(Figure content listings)
>>>

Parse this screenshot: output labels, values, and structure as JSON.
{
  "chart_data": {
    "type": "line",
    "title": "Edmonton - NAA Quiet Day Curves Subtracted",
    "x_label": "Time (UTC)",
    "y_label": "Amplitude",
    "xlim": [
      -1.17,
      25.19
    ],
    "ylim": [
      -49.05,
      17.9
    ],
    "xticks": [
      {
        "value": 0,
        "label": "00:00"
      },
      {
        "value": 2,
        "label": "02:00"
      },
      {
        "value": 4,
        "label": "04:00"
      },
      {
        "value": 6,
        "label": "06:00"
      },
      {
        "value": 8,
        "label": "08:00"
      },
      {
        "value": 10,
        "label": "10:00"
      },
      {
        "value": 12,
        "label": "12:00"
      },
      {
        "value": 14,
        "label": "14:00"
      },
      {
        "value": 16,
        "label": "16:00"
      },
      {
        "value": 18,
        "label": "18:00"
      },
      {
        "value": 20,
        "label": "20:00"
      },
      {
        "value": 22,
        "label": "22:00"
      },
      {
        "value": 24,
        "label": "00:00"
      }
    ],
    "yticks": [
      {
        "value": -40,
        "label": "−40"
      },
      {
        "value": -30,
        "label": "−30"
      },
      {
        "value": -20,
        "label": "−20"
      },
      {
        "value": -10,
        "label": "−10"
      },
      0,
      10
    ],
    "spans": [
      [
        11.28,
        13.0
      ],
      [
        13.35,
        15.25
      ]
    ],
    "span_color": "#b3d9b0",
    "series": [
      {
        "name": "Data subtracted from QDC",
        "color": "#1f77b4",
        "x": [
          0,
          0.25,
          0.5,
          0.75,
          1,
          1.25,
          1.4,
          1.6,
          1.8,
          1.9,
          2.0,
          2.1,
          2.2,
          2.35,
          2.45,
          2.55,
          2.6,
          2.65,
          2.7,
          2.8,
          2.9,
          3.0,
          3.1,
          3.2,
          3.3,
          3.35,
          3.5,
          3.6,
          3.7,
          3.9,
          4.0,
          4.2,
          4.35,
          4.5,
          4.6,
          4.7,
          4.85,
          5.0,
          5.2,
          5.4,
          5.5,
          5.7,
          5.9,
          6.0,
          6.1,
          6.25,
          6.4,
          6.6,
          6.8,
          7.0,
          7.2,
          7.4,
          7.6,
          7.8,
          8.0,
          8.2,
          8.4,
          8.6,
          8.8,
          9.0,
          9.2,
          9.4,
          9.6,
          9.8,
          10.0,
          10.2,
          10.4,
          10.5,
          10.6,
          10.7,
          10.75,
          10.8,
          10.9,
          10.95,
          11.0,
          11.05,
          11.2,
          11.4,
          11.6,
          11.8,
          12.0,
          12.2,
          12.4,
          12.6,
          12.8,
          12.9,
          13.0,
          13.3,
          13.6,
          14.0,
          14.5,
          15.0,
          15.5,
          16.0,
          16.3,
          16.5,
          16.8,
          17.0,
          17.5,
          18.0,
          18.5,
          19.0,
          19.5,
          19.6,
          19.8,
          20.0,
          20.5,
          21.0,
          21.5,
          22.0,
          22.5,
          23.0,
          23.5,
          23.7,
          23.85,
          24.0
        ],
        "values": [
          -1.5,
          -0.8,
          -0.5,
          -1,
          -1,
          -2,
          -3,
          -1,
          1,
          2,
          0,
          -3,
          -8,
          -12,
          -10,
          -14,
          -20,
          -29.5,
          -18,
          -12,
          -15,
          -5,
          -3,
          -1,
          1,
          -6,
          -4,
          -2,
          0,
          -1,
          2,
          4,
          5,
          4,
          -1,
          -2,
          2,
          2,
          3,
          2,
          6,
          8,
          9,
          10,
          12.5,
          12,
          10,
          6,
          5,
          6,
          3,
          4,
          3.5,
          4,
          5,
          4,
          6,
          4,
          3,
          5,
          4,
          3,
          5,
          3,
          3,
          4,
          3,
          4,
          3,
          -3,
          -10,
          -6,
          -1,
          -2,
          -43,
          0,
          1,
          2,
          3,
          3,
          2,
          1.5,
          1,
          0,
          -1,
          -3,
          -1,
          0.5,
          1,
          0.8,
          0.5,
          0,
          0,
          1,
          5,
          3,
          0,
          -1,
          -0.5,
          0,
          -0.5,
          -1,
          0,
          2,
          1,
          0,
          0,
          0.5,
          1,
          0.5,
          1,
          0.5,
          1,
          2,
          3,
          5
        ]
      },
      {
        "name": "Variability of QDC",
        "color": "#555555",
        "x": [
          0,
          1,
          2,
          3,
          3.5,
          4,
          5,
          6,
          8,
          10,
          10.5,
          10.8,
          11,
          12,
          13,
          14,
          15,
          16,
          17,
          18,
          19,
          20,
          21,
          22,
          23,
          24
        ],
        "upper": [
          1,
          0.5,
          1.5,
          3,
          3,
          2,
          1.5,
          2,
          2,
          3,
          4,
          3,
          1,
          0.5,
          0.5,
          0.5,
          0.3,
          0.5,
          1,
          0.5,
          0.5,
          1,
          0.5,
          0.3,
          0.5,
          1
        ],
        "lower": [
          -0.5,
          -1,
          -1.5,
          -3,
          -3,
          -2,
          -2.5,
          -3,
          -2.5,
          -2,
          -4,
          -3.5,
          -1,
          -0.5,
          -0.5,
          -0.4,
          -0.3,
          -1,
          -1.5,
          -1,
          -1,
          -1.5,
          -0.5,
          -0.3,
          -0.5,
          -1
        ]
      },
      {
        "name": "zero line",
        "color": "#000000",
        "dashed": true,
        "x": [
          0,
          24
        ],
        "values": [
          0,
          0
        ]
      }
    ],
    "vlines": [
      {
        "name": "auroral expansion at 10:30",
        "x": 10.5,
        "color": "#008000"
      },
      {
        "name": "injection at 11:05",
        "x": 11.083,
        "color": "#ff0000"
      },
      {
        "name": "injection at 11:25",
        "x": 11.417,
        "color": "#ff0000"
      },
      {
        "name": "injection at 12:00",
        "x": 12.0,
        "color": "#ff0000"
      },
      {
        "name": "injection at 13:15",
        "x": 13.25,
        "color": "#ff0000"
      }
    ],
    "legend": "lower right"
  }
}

<<<

• [What to do] Return every entry verbatim.

• [Response for this exercise]
Parse this screenshot: output labels, values, and structure as JSON.
{
  "chart_data": {
    "type": "line",
    "title": "Edmonton - NAA Quiet Day Curves Subtracted",
    "x_label": "Time (UTC)",
    "y_label": "Amplitude",
    "xlim": [
      -1.17,
      25.19
    ],
    "ylim": [
      -49.05,
      17.9
    ],
    "xticks": [
      {
        "value": 0,
        "label": "00:00"
      },
      {
        "value": 2,
        "label": "02:00"
      },
      {
        "value": 4,
        "label": "04:00"
      },
      {
        "value": 6,
        "label": "06:00"
      },
      {
        "value": 8,
        "label": "08:00"
      },
      {
        "value": 10,
        "label": "10:00"
      },
      {
        "value": 12,
        "label": "12:00"
      },
      {
        "value": 14,
        "label": "14:00"
      },
      {
        "value": 16,
        "label": "16:00"
      },
      {
        "value": 18,
        "label": "18:00"
      },
      {
        "value": 20,
        "label": "20:00"
      },
      {
        "value": 22,
        "label": "22:00"
      },
      {
        "value": 24,
        "label": "00:00"
      }
    ],
    "yticks": [
      {
        "value": -40,
        "label": "−40"
      },
      {
        "value": -30,
        "label": "−30"
      },
      {
        "value": -20,
        "label": "−20"
      },
      {
        "value": -10,
        "label": "−10"
      },
      0,
      10
    ],
    "spans": [
      [
        11.28,
        13.0
      ],
      [
        13.35,
        15.25
      ]
    ],
    "span_color": "#b3d9b0",
    "series": [
      {
        "name": "Data subtracted from QDC",
        "color": "#1f77b4",
        "x": [
          0,
          0.25,
          0.5,
          0.75,
          1,
          1.25,
          1.4,
          1.6,
          1.8,
          1.9,
          2.0,
          2.1,
          2.2,
          2.35,
          2.45,
          2.55,
          2.6,
          2.65,
          2.7,
          2.8,
          2.9,
          3.0,
          3.1,
          3.2,
          3.3,
          3.35,
          3.5,
          3.6,
          3.7,
          3.9,
          4.0,
          4.2,
          4.35,
          4.5,
          4.6,
          4.7,
          4.85,
          5.0,
          5.2,
          5.4,
          5.5,
          5.7,
          5.9,
          6.0,
          6.1,
          6.25,
          6.4,
          6.6,
          6.8,
          7.0,
          7.2,
          7.4,
          7.6,
          7.8,
          8.0,
          8.2,
          8.4,
          8.6,
          8.8,
          9.0,
          9.2,
          9.4,
          9.6,
          9.8,
          10.0,
          10.2,
          10.4,
          10.5,
          10.6,
          10.7,
          10.75,
          10.8,
          10.9,
          10.95,
          11.0,
          11.05,
          11.2,
          11.4,
          11.6,
          11.8,
          12.0,
          12.2,
          12.4,
          12.6,
          12.8,
          12.9,
          13.0,
          13.3,
          13.6,
          14.0,
          14.5,
          15.0,
          15.5,
          16.0,
          16.3,
          16.5,
          16.8,
          17.0,
          17.5,
          18.0,
          18.5,
          19.0,
          19.5,
          19.6,
          19.8,
          20.0,
          20.5,
          21.0,
          21.5,
          22.0,
          22.5,
          23.0,
          23.5,
          23.7,
          23.85,
          24.0
        ],
        "values": [
          -1.5,
          -0.8,
          -0.5,
          -1,
          -1,
          -2,
          -3,
          -1,
          1,
          2,
          0,
          -3,
          -8,
          -12,
          -10,
          -14,
          -20,
          -29.5,
          -18,
          -12,
          -15,
          -5,
          -3,
          -1,
          1,
          -6,
          -4,
          -2,
          0,
          -1,
          2,
          4,
          5,
          4,
          -1,
          -2,
          2,
          2,
          3,
          2,
          6,
          8,
          9,
          10,
          12.5,
          12,
          10,
          6,
          5,
          6,
          3,
          4,
          3.5,
          4,
          5,
          4,
          6,
          4,
          3,
          5,
          4,
          3,
          5,
          3,
          3,
          4,
          3,
          4,
          3,
          -3,
          -10,
          -6,
          -1,
          -2,
          -43,
          0,
          1,
          2,
          3,
          3,
          2,
          1.5,
          1,
          0,
          -1,
          -3,
          -1,
          0.5,
          1,
          0.8,
          0.5,
          0,
          0,
          1,
          5,
          3,
          0,
          -1,
          -0.5,
          0,
          -0.5,
          -1,
          0,
          2,
          1,
          0,
          0,
          0.5,
          1,
          0.5,
          1,
          0.5,
          1,
          2,
          3,
          5
        ]
      },
      {
        "name": "Variability of QDC",
        "color": "#555555",
        "x": [
          0,
          1,
          2,
          3,
          3.5,
          4,
          5,
          6,
          8,
          10,
          10.5,
          10.8,
          11,
          12,
          13,
          14,
          15,
          16,
          17,
          18,
          19,
          20,
          21,
          22,
          23,
          24
        ],
        "upper": [
          1,
          0.5,
          1.5,
          3,
          3,
          2,
          1.5,
          2,
          2,
          3,
          4,
          3,
          1,
          0.5,
          0.5,
          0.5,
          0.3,
          0.5,
          1,
          0.5,
          0.5,
          1,
          0.5,
          0.3,
          0.5,
          1
        ],
        "lower": [
          -0.5,
          -1,
          -1.5,
          -3,
          -3,
          -2,
          -2.5,
          -3,
          -2.5,
          -2,
          -4,
          -3.5,
          -1,
          -0.5,
          -0.5,
          -0.4,
          -0.3,
          -1,
          -1.5,
          -1,
          -1,
          -1.5,
          -0.5,
          -0.3,
          -0.5,
          -1
        ]
      },
      {
        "name": "zero line",
        "color": "#000000",
        "dashed": true,
        "x": [
          0,
          24
        ],
        "values": [
          0,
          0
        ]
      }
    ],
    "vlines": [
      {
        "name": "auroral expansion at 10:30",
        "x": 10.5,
        "color": "#008000"
      },
      {
        "name": "injection at 11:05",
        "x": 11.083,
        "color": "#ff0000"
      },
      {
        "name": "injection at 11:25",
        "x": 11.417,
        "color": "#ff0000"
      },
      {
        "name": "injection at 12:00",
        "x": 12.0,
        "color": "#ff0000"
      },
      {
        "name": "injection at 13:15",
        "x": 13.25,
        "color": "#ff0000"
      }
    ],
    "legend": "lower right"
  }
}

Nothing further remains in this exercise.